• [Exercise data]
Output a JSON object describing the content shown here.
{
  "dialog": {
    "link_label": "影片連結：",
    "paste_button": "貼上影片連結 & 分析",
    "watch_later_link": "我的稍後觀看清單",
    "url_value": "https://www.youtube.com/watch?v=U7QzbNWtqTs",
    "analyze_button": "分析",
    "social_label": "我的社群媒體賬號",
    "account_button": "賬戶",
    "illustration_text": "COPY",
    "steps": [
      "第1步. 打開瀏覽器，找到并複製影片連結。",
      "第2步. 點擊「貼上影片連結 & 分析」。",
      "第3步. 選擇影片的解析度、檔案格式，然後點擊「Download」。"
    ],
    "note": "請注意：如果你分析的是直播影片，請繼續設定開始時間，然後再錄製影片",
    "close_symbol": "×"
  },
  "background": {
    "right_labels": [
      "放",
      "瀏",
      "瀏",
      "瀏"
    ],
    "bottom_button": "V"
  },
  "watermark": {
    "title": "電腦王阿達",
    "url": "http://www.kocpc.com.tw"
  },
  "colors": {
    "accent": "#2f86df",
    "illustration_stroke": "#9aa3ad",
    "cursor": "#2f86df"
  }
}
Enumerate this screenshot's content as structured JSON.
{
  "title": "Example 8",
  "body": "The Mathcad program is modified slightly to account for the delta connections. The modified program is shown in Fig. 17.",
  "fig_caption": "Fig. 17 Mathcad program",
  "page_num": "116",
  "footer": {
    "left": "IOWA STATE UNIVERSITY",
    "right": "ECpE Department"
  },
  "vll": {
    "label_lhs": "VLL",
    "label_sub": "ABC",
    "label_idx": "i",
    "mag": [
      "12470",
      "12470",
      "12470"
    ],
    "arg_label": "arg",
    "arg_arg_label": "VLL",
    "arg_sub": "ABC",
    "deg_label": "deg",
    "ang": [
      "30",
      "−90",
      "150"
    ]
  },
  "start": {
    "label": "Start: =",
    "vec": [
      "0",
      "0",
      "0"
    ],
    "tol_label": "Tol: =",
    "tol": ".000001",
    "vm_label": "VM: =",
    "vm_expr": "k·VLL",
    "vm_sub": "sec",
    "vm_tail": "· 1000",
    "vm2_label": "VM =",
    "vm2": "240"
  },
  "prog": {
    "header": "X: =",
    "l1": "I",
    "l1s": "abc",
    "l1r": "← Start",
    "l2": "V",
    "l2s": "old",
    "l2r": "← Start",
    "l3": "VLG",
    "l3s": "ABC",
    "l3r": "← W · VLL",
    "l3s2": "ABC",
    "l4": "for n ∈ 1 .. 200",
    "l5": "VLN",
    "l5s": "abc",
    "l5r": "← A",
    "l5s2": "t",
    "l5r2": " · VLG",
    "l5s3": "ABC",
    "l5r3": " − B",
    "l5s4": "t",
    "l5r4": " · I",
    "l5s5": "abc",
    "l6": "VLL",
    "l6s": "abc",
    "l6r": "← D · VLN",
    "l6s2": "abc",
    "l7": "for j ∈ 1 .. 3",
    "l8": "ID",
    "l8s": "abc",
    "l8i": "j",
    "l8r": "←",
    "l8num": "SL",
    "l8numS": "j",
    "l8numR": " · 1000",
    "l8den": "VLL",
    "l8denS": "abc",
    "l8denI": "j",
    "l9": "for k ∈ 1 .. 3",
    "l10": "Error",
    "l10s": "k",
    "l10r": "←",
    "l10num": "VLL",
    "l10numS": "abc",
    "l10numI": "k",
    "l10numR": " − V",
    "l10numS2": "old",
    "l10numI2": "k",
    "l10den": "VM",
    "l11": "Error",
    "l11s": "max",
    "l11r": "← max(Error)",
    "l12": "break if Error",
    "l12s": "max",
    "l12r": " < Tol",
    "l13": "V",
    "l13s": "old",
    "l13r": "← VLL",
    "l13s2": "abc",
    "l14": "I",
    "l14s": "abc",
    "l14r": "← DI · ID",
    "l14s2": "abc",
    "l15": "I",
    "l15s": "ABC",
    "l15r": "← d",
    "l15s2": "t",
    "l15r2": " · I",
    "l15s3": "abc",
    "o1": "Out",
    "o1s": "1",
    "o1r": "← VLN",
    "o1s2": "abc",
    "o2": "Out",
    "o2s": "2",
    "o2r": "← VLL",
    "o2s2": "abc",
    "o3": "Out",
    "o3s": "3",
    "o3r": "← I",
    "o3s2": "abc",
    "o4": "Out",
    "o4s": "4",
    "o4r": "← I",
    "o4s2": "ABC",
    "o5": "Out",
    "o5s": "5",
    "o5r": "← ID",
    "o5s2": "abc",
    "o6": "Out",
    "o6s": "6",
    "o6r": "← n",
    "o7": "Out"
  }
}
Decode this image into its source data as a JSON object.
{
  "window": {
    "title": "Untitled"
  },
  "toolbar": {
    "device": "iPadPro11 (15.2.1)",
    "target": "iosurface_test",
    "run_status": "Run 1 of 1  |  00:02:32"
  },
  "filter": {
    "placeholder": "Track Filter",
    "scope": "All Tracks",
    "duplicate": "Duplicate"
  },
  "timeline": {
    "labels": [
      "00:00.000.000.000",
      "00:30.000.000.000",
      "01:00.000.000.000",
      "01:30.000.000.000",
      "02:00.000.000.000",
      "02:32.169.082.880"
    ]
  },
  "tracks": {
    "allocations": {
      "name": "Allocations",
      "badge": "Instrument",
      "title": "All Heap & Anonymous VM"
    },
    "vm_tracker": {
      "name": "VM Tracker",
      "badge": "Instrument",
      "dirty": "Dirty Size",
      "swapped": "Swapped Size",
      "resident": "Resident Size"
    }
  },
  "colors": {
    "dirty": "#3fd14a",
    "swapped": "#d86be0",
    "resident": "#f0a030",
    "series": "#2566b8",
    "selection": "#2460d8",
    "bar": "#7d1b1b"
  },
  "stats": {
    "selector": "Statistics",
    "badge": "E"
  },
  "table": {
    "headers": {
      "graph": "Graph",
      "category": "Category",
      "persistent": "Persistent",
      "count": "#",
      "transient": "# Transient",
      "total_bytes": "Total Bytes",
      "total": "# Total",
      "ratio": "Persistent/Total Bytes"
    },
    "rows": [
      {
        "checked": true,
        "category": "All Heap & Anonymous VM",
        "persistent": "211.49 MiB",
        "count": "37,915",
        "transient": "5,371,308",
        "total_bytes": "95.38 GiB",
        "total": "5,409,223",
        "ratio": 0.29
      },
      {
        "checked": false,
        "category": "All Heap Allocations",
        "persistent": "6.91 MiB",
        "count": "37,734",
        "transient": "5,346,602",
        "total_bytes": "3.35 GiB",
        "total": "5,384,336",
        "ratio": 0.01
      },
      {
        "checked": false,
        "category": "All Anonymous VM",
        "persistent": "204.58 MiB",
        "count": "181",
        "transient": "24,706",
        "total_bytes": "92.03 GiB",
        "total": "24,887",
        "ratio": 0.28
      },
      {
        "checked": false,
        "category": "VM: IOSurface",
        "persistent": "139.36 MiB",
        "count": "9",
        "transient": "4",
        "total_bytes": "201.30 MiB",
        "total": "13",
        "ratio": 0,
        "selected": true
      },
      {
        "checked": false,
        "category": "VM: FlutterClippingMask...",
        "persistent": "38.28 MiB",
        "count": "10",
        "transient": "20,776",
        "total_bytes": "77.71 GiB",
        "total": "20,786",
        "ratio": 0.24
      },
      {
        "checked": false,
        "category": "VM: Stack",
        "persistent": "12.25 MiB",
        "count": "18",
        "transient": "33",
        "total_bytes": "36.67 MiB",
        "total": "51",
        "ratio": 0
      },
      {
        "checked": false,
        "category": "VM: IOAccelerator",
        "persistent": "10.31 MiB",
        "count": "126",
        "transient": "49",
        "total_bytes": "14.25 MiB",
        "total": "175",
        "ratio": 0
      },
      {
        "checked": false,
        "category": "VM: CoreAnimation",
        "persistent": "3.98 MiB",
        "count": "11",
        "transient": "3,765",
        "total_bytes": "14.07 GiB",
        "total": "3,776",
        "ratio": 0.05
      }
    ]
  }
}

• [Objective] From the listing above, copy every line that holds the string "Anonymous".

• [Solution to the exercise]
      "title": "All Heap & Anonymous VM"
        "category": "All Heap & Anonymous VM",
        "category": "All Anonymous VM",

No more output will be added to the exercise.